┌────────

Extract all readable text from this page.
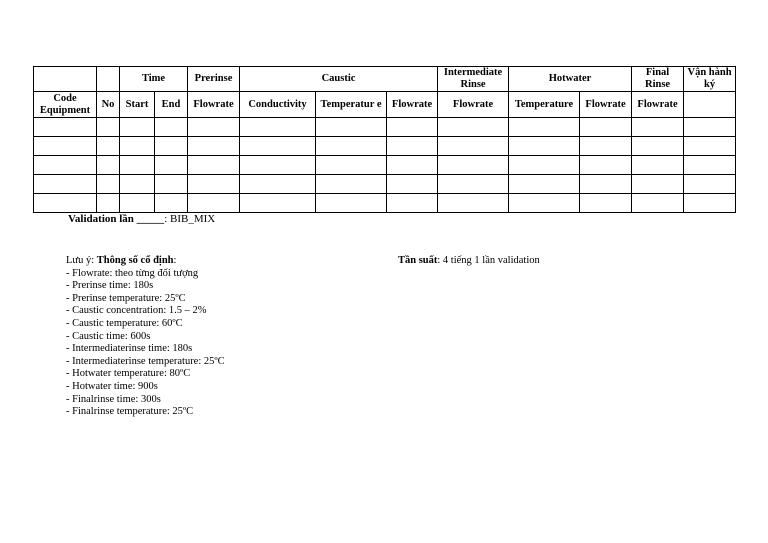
		Time		Prerinse	Caustic			Intermediate Rinse	Hotwater		Final Rinse	Vận hành ký
Code Equipment	No	Start	End	Flowrate	Conductivity	Temperatur e	Flowrate	Flowrate	Temperature	Flowrate	Flowrate	

Validation lần _____: BIB_MIX
Lưu ý: Thông số cố định:
- Flowrate: theo từng đối tượng
- Prerinse time: 180s
- Prerinse temperature: 25ºC
- Caustic concentration: 1.5 – 2%
- Caustic temperature: 60ºC
- Caustic time: 600s
- Intermediaterinse time: 180s
- Intermediaterinse temperature: 25ºC
- Hotwater temperature: 80ºC
- Hotwater time: 900s
- Finalrinse time: 300s
- Finalrinse temperature: 25ºC
Tần suất: 4 tiếng 1 lần validation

└────────

▸ **SHORT TASK**: All of the entries above should be duplicated exactly, except for the pictures.

▸ **TASK ANSWER**:
Extract all readable text from this page.
		Time		Prerinse	Caustic			Intermediate Rinse	Hotwater		Final Rinse	Vận hành ký
Code Equipment	No	Start	End	Flowrate	Conductivity	Temperatur e	Flowrate	Flowrate	Temperature	Flowrate	Flowrate	

Validation lần _____: BIB_MIX
Lưu ý: Thông số cố định:
- Flowrate: theo từng đối tượng
- Prerinse time: 180s
- Prerinse temperature: 25ºC
- Caustic concentration: 1.5 – 2%
- Caustic temperature: 60ºC
- Caustic time: 600s
- Intermediaterinse time: 180s
- Intermediaterinse temperature: 25ºC
- Hotwater temperature: 80ºC
- Hotwater time: 900s
- Finalrinse time: 300s
- Finalrinse temperature: 25ºC
Tần suất: 4 tiếng 1 lần validation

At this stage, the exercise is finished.